##### Data rows #####

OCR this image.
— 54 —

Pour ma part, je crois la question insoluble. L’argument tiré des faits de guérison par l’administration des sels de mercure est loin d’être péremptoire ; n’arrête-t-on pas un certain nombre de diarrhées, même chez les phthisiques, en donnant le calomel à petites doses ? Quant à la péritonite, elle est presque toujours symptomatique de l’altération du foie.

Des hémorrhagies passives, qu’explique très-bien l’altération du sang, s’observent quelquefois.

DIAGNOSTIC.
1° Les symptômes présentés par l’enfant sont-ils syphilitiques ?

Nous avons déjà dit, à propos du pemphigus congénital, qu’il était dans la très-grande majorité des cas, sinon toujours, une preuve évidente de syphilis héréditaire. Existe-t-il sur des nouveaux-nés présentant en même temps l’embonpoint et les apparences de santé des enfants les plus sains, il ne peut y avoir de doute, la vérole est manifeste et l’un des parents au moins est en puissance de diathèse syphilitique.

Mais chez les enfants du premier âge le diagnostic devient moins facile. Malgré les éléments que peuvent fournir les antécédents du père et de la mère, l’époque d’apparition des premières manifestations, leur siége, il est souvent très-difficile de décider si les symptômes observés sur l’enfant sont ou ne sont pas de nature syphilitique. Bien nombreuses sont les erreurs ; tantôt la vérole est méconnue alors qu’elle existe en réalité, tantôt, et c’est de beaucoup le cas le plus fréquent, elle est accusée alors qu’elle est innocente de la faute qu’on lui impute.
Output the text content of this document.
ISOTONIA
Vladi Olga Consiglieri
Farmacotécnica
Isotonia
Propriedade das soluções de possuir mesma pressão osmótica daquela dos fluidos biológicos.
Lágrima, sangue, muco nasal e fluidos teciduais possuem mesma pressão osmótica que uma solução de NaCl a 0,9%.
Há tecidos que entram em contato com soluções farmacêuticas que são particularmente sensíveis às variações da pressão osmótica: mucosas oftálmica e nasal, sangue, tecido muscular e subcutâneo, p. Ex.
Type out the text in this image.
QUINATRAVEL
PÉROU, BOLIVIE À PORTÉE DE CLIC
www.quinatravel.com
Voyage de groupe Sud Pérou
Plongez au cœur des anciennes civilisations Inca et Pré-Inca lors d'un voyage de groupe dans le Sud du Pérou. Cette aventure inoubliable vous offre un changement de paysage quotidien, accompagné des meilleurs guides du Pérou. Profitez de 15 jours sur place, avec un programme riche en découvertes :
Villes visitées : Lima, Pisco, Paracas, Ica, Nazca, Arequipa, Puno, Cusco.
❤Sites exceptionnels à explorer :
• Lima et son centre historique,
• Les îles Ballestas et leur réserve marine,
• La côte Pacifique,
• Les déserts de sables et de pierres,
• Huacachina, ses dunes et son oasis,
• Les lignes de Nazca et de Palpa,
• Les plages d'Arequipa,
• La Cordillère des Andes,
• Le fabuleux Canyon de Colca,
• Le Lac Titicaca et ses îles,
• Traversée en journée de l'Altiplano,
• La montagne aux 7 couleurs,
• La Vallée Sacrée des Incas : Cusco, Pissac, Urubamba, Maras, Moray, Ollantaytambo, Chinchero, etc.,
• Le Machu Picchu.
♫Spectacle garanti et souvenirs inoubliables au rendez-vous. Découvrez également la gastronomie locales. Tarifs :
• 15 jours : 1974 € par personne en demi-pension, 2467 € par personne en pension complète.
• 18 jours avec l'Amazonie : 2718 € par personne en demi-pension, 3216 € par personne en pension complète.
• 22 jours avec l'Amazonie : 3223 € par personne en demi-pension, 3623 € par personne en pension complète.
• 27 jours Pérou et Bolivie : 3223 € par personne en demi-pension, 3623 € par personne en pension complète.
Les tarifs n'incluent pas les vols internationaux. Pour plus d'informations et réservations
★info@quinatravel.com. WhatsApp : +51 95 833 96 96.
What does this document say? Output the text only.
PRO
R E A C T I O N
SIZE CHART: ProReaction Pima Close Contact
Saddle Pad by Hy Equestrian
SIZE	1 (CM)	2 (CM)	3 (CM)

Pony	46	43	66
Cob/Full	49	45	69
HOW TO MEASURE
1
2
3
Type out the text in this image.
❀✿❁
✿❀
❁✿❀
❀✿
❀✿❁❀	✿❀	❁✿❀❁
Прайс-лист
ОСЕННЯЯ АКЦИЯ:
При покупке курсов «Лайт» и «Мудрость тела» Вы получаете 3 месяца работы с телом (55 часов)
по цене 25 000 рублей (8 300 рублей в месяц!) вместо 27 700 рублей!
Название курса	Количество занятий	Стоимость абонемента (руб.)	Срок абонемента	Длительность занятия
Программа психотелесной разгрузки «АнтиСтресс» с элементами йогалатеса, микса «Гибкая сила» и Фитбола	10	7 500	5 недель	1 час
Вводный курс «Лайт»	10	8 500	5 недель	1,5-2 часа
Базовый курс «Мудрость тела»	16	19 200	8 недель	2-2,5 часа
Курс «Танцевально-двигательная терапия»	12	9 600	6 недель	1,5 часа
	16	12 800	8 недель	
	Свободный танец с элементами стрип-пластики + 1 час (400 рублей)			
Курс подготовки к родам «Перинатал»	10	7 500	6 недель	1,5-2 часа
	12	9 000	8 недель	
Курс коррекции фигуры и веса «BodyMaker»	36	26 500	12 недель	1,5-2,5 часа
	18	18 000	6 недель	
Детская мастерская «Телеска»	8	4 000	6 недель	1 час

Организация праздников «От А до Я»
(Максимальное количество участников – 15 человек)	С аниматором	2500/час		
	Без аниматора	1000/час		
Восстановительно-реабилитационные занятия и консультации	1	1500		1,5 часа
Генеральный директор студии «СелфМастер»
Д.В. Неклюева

#####

● **Requirements**
Please reproduce the entire listing, exactly as shown.

● **Problem solution**
OCR this image.
— 54 —

Pour ma part, je crois la question insoluble. L’argument tiré des faits de guérison par l’administration des sels de mercure est loin d’être péremptoire ; n’arrête-t-on pas un certain nombre de diarrhées, même chez les phthisiques, en donnant le calomel à petites doses ? Quant à la péritonite, elle est presque toujours symptomatique de l’altération du foie.

Des hémorrhagies passives, qu’explique très-bien l’altération du sang, s’observent quelquefois.

DIAGNOSTIC.
1° Les symptômes présentés par l’enfant sont-ils syphilitiques ?

Nous avons déjà dit, à propos du pemphigus congénital, qu’il était dans la très-grande majorité des cas, sinon toujours, une preuve évidente de syphilis héréditaire. Existe-t-il sur des nouveaux-nés présentant en même temps l’embonpoint et les apparences de santé des enfants les plus sains, il ne peut y avoir de doute, la vérole est manifeste et l’un des parents au moins est en puissance de diathèse syphilitique.

Mais chez les enfants du premier âge le diagnostic devient moins facile. Malgré les éléments que peuvent fournir les antécédents du père et de la mère, l’époque d’apparition des premières manifestations, leur siége, il est souvent très-difficile de décider si les symptômes observés sur l’enfant sont ou ne sont pas de nature syphilitique. Bien nombreuses sont les erreurs ; tantôt la vérole est méconnue alors qu’elle existe en réalité, tantôt, et c’est de beaucoup le cas le plus fréquent, elle est accusée alors qu’elle est innocente de la faute qu’on lui impute.
Output the text content of this document.
ISOTONIA
Vladi Olga Consiglieri
Farmacotécnica
Isotonia
Propriedade das soluções de possuir mesma pressão osmótica daquela dos fluidos biológicos.
Lágrima, sangue, muco nasal e fluidos teciduais possuem mesma pressão osmótica que uma solução de NaCl a 0,9%.
Há tecidos que entram em contato com soluções farmacêuticas que são particularmente sensíveis às variações da pressão osmótica: mucosas oftálmica e nasal, sangue, tecido muscular e subcutâneo, p. Ex.
Type out the text in this image.
QUINATRAVEL
PÉROU, BOLIVIE À PORTÉE DE CLIC
www.quinatravel.com
Voyage de groupe Sud Pérou
Plongez au cœur des anciennes civilisations Inca et Pré-Inca lors d'un voyage de groupe dans le Sud du Pérou. Cette aventure inoubliable vous offre un changement de paysage quotidien, accompagné des meilleurs guides du Pérou. Profitez de 15 jours sur place, avec un programme riche en découvertes :
Villes visitées : Lima, Pisco, Paracas, Ica, Nazca, Arequipa, Puno, Cusco.
❤Sites exceptionnels à explorer :
• Lima et son centre historique,
• Les îles Ballestas et leur réserve marine,
• La côte Pacifique,
• Les déserts de sables et de pierres,
• Huacachina, ses dunes et son oasis,
• Les lignes de Nazca et de Palpa,
• Les plages d'Arequipa,
• La Cordillère des Andes,
• Le fabuleux Canyon de Colca,
• Le Lac Titicaca et ses îles,
• Traversée en journée de l'Altiplano,
• La montagne aux 7 couleurs,
• La Vallée Sacrée des Incas : Cusco, Pissac, Urubamba, Maras, Moray, Ollantaytambo, Chinchero, etc.,
• Le Machu Picchu.
♫Spectacle garanti et souvenirs inoubliables au rendez-vous. Découvrez également la gastronomie locales. Tarifs :
• 15 jours : 1974 € par personne en demi-pension, 2467 € par personne en pension complète.
• 18 jours avec l'Amazonie : 2718 € par personne en demi-pension, 3216 € par personne en pension complète.
• 22 jours avec l'Amazonie : 3223 € par personne en demi-pension, 3623 € par personne en pension complète.
• 27 jours Pérou et Bolivie : 3223 € par personne en demi-pension, 3623 € par personne en pension complète.
Les tarifs n'incluent pas les vols internationaux. Pour plus d'informations et réservations
★info@quinatravel.com. WhatsApp : +51 95 833 96 96.
What does this document say? Output the text only.
PRO
R E A C T I O N
SIZE CHART: ProReaction Pima Close Contact
Saddle Pad by Hy Equestrian
SIZE	1 (CM)	2 (CM)	3 (CM)

Pony	46	43	66
Cob/Full	49	45	69
HOW TO MEASURE
1
2
3
Type out the text in this image.
❀✿❁
✿❀
❁✿❀
❀✿
❀✿❁❀	✿❀	❁✿❀❁
Прайс-лист
ОСЕННЯЯ АКЦИЯ:
При покупке курсов «Лайт» и «Мудрость тела» Вы получаете 3 месяца работы с телом (55 часов)
по цене 25 000 рублей (8 300 рублей в месяц!) вместо 27 700 рублей!
Название курса	Количество занятий	Стоимость абонемента (руб.)	Срок абонемента	Длительность занятия
Программа психотелесной разгрузки «АнтиСтресс» с элементами йогалатеса, микса «Гибкая сила» и Фитбола	10	7 500	5 недель	1 час
Вводный курс «Лайт»	10	8 500	5 недель	1,5-2 часа
Базовый курс «Мудрость тела»	16	19 200	8 недель	2-2,5 часа
Курс «Танцевально-двигательная терапия»	12	9 600	6 недель	1,5 часа
	16	12 800	8 недель	
	Свободный танец с элементами стрип-пластики + 1 час (400 рублей)			
Курс подготовки к родам «Перинатал»	10	7 500	6 недель	1,5-2 часа
	12	9 000	8 недель	
Курс коррекции фигуры и веса «BodyMaker»	36	26 500	12 недель	1,5-2,5 часа
	18	18 000	6 недель	
Детская мастерская «Телеска»	8	4 000	6 недель	1 час

Организация праздников «От А до Я»
(Максимальное количество участников – 15 человек)	С аниматором	2500/час		
	Без аниматора	1000/час		
Восстановительно-реабилитационные занятия и консультации	1	1500		1,5 часа
Генеральный директор студии «СелфМастер»
Д.В. Неклюева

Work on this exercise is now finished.